» INPUT FOR THIS TASK:
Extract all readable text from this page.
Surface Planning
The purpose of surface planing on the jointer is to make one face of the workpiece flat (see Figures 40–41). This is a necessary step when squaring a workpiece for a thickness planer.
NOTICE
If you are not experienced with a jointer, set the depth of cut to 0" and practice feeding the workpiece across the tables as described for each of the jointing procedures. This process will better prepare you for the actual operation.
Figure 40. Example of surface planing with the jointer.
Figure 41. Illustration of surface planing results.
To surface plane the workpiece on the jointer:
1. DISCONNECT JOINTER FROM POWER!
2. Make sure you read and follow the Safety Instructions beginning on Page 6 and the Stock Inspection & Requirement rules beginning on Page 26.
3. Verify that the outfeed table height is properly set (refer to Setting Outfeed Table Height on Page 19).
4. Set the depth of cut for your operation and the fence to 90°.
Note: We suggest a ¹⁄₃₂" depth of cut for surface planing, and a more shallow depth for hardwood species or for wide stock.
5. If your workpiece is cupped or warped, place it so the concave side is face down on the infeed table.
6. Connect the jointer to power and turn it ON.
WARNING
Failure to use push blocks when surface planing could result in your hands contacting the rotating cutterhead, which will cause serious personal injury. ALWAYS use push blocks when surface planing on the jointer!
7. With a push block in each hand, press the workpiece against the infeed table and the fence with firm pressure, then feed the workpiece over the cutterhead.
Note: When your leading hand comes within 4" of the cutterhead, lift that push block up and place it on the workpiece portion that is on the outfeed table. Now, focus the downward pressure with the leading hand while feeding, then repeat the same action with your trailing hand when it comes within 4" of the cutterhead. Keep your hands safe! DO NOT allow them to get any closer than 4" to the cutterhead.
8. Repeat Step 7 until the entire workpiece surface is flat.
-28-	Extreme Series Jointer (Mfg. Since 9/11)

» JOB: Each line in the listing above either holds the string "depth" or does not; state how many do, giving the number only.

» RIGHT ANSWER: 3